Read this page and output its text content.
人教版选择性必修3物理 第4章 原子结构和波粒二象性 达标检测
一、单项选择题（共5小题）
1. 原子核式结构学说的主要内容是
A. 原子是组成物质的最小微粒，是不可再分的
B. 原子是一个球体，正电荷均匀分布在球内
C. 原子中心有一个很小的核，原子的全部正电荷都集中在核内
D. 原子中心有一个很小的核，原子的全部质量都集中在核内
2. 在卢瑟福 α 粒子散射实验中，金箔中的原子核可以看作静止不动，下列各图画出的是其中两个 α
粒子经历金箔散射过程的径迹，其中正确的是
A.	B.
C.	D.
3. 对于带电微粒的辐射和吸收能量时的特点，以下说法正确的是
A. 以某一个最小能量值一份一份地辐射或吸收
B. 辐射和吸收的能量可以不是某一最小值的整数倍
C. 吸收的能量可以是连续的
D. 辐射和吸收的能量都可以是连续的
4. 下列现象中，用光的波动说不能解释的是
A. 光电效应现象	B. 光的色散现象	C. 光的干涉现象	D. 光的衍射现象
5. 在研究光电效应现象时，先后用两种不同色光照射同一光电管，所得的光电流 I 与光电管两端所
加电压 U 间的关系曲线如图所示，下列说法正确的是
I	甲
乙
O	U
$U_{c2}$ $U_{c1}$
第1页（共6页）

> _Task details_: Word for word, quote all of the data above.

> _Answer to this exercise_:
Read this page and output its text content.
人教版选择性必修3物理 第4章 原子结构和波粒二象性 达标检测
一、单项选择题（共5小题）
1. 原子核式结构学说的主要内容是
A. 原子是组成物质的最小微粒，是不可再分的
B. 原子是一个球体，正电荷均匀分布在球内
C. 原子中心有一个很小的核，原子的全部正电荷都集中在核内
D. 原子中心有一个很小的核，原子的全部质量都集中在核内
2. 在卢瑟福 α 粒子散射实验中，金箔中的原子核可以看作静止不动，下列各图画出的是其中两个 α
粒子经历金箔散射过程的径迹，其中正确的是
A.	B.
C.	D.
3. 对于带电微粒的辐射和吸收能量时的特点，以下说法正确的是
A. 以某一个最小能量值一份一份地辐射或吸收
B. 辐射和吸收的能量可以不是某一最小值的整数倍
C. 吸收的能量可以是连续的
D. 辐射和吸收的能量都可以是连续的
4. 下列现象中，用光的波动说不能解释的是
A. 光电效应现象	B. 光的色散现象	C. 光的干涉现象	D. 光的衍射现象
5. 在研究光电效应现象时，先后用两种不同色光照射同一光电管，所得的光电流 I 与光电管两端所
加电压 U 间的关系曲线如图所示，下列说法正确的是
I	甲
乙
O	U
$U_{c2}$ $U_{c1}$
第1页（共6页）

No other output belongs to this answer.